Stored items from a collection.
+++++
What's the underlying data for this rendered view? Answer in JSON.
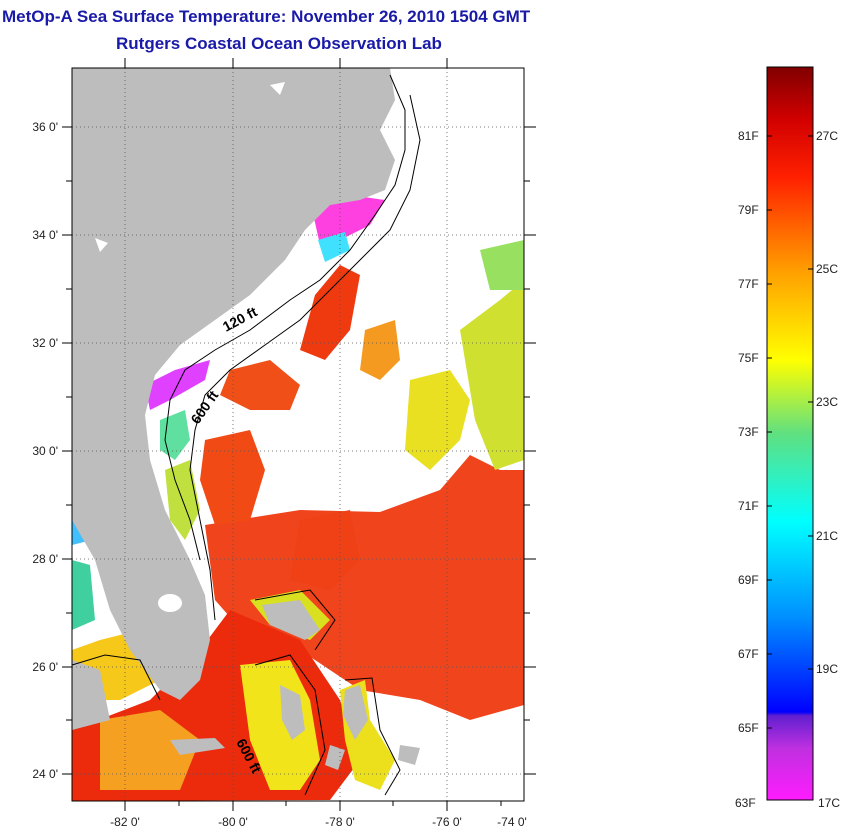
{
  "title": {
    "line1": "MetOp-A Sea Surface Temperature:  November 26, 2010 1504 GMT",
    "line2": "Rutgers Coastal Ocean Observation Lab"
  },
  "map": {
    "lon_ticks": [
      "-82 0'",
      "-80 0'",
      "-78 0'",
      "-76 0'",
      "-74 0'"
    ],
    "lat_ticks": [
      "36 0'",
      "34 0'",
      "32 0'",
      "30 0'",
      "28 0'",
      "26 0'",
      "24 0'"
    ],
    "isobath_labels": [
      "120 ft",
      "600 ft",
      "600 ft"
    ],
    "colors": {
      "land": "#bdbdbd",
      "cloud": "#ffffff",
      "warm": "#ef3a10",
      "mid": "#f5ec10",
      "cool": "#7fe060"
    }
  },
  "colorbar": {
    "fahrenheit": [
      "81F",
      "79F",
      "77F",
      "75F",
      "73F",
      "71F",
      "69F",
      "67F",
      "65F",
      "63F"
    ],
    "celsius": [
      "27C",
      "25C",
      "23C",
      "21C",
      "19C",
      "17C"
    ]
  }
}
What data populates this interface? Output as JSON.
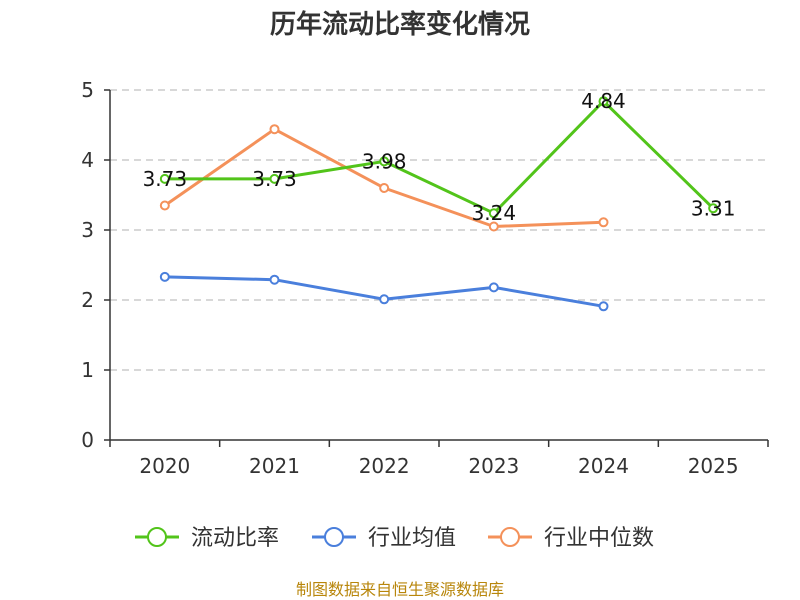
+++++
EXERCISE REQUIREMENTS.
Pull out all lines from the entries above that include the word "What".

WRITTEN RESPONSE.
What's the underlying data for this rendered view? Answer in JSON.
What data populates this interface? Output as JSON.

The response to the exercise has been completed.